Input for this task:
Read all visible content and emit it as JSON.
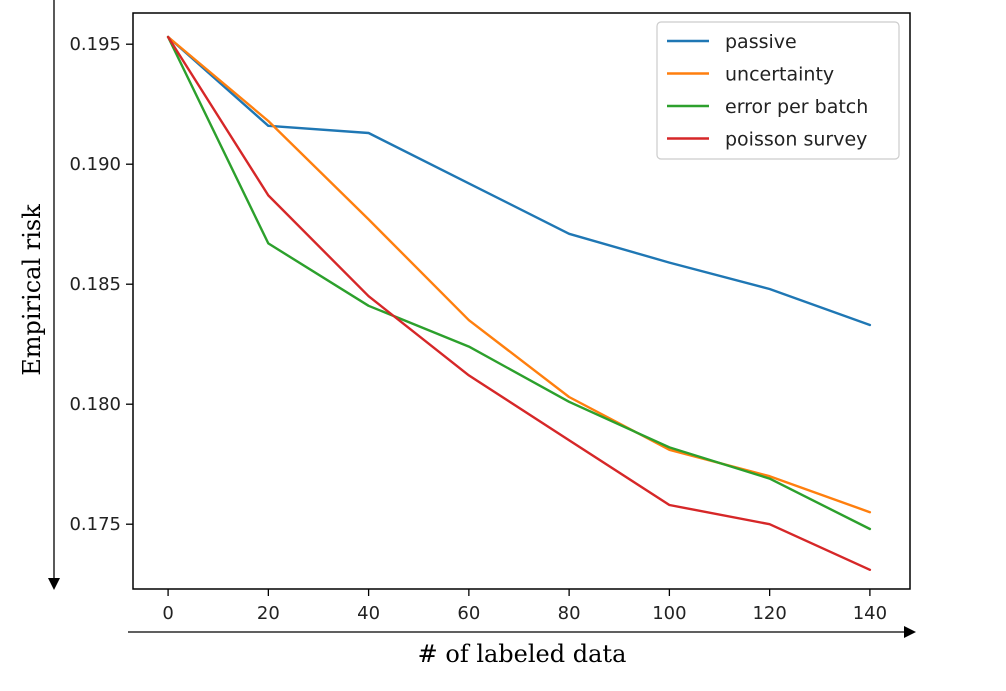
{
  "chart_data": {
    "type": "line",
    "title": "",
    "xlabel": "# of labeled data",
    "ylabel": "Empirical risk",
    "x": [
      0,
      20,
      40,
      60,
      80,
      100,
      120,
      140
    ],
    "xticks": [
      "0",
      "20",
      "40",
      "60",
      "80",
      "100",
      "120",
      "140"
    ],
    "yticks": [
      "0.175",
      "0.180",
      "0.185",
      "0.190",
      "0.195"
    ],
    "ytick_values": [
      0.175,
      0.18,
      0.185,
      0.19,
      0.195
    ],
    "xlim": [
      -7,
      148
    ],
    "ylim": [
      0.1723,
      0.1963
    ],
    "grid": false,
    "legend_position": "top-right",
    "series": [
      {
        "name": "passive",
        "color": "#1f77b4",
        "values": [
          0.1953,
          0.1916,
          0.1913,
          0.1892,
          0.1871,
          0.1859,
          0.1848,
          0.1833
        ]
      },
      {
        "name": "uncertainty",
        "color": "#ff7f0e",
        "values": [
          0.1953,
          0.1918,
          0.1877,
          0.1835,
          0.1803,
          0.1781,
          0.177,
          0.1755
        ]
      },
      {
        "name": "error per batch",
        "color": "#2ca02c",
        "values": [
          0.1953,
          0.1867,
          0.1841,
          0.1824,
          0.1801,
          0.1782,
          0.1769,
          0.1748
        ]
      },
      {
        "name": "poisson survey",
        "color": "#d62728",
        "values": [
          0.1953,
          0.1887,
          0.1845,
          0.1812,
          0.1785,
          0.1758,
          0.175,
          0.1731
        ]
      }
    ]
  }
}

Instructions to follow: Pull out every line containing "color".

Task output:
        "color": "#1f77b4",
        "color": "#ff7f0e",
        "color": "#2ca02c",
        "color": "#d62728",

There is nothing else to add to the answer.